THE PROBLEM: Identify and copy all lines of the material where the string "measurement" is found.

Entries with figure data

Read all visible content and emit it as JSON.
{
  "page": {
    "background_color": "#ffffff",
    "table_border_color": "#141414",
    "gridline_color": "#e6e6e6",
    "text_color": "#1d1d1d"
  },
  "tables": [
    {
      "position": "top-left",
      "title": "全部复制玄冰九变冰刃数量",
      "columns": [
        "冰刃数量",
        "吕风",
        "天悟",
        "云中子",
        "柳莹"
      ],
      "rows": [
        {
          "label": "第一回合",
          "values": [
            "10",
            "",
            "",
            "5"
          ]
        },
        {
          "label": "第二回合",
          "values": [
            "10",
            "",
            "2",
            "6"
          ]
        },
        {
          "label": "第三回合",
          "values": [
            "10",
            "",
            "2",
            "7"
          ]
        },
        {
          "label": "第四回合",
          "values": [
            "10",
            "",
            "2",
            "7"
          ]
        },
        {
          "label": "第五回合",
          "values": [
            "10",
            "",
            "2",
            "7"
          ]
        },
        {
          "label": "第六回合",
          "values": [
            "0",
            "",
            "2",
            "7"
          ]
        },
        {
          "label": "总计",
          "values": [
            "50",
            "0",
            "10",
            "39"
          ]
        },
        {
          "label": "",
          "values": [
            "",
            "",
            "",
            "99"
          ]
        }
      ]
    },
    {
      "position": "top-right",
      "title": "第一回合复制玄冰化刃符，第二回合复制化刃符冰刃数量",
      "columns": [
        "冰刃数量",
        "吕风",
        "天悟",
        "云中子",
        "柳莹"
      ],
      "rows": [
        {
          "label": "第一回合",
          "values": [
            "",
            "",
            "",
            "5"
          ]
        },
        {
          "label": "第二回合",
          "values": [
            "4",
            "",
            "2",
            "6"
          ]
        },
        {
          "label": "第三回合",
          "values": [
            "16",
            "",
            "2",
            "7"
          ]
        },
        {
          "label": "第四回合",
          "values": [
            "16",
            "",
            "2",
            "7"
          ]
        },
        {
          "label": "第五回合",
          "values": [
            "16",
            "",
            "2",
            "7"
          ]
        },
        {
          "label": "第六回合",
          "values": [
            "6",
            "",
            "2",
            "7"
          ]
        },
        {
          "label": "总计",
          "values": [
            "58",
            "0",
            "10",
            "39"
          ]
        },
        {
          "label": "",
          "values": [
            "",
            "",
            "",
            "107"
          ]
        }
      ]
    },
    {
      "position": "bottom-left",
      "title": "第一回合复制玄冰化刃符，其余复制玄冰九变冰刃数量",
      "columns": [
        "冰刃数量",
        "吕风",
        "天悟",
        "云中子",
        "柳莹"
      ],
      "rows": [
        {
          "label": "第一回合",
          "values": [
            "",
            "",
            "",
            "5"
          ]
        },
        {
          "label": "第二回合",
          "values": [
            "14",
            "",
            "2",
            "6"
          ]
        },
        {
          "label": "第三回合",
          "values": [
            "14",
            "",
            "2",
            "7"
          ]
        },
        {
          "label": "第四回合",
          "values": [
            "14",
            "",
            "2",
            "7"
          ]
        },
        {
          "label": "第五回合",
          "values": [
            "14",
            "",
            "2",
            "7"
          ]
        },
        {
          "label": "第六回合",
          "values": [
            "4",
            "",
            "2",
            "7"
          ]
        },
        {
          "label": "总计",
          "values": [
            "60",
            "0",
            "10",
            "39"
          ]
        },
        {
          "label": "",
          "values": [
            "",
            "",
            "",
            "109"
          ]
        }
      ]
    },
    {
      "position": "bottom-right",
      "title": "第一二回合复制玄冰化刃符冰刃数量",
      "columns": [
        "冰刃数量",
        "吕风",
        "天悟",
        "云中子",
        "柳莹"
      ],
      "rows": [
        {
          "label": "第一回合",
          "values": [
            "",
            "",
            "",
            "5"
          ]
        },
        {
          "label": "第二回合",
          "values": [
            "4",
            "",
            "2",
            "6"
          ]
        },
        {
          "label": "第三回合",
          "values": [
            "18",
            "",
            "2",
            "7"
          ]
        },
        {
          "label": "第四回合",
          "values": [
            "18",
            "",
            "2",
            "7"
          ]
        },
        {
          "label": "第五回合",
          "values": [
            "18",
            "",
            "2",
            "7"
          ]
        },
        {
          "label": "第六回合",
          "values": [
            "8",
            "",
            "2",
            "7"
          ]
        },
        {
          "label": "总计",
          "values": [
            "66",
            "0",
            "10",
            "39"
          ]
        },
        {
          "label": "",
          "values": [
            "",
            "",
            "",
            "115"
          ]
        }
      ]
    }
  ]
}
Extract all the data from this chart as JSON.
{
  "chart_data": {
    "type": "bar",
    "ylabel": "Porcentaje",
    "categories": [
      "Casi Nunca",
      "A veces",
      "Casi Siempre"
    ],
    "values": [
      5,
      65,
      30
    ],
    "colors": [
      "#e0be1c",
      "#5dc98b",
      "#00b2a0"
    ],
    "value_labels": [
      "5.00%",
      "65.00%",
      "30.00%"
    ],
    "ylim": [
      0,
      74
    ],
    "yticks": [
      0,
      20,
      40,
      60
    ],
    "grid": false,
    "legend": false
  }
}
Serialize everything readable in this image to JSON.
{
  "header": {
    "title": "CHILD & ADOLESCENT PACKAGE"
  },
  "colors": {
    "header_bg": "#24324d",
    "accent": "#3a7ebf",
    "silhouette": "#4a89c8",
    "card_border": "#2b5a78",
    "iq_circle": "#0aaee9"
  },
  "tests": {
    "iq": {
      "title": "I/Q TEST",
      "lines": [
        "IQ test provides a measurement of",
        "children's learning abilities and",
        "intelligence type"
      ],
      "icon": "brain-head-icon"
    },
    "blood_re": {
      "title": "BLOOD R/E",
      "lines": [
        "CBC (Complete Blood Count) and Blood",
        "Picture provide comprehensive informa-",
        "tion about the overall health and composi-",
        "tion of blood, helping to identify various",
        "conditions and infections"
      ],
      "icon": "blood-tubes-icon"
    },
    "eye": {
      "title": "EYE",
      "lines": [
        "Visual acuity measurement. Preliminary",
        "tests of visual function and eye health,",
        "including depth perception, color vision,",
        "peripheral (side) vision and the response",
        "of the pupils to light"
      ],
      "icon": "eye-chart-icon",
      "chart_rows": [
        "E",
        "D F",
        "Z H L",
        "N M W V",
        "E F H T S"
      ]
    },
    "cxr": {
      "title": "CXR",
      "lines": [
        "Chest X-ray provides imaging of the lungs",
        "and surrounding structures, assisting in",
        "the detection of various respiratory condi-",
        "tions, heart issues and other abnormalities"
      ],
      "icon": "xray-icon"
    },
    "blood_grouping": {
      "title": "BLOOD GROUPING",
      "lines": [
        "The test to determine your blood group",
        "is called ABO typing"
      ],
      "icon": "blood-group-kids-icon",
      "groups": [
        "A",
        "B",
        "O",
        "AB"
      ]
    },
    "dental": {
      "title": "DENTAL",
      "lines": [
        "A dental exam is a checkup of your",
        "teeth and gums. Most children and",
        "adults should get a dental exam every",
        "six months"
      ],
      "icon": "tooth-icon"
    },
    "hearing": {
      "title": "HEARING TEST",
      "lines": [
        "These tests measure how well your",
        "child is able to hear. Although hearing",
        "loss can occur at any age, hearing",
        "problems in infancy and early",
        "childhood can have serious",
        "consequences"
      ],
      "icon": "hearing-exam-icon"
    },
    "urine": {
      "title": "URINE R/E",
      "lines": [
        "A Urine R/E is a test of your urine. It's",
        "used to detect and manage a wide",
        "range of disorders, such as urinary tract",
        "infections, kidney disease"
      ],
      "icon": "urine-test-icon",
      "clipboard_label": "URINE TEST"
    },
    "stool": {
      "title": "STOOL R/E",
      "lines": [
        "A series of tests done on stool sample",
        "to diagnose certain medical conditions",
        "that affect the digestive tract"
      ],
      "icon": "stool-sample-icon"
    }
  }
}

ANSWER:
        "IQ test provides a measurement of",
        "Visual acuity measurement. Preliminary",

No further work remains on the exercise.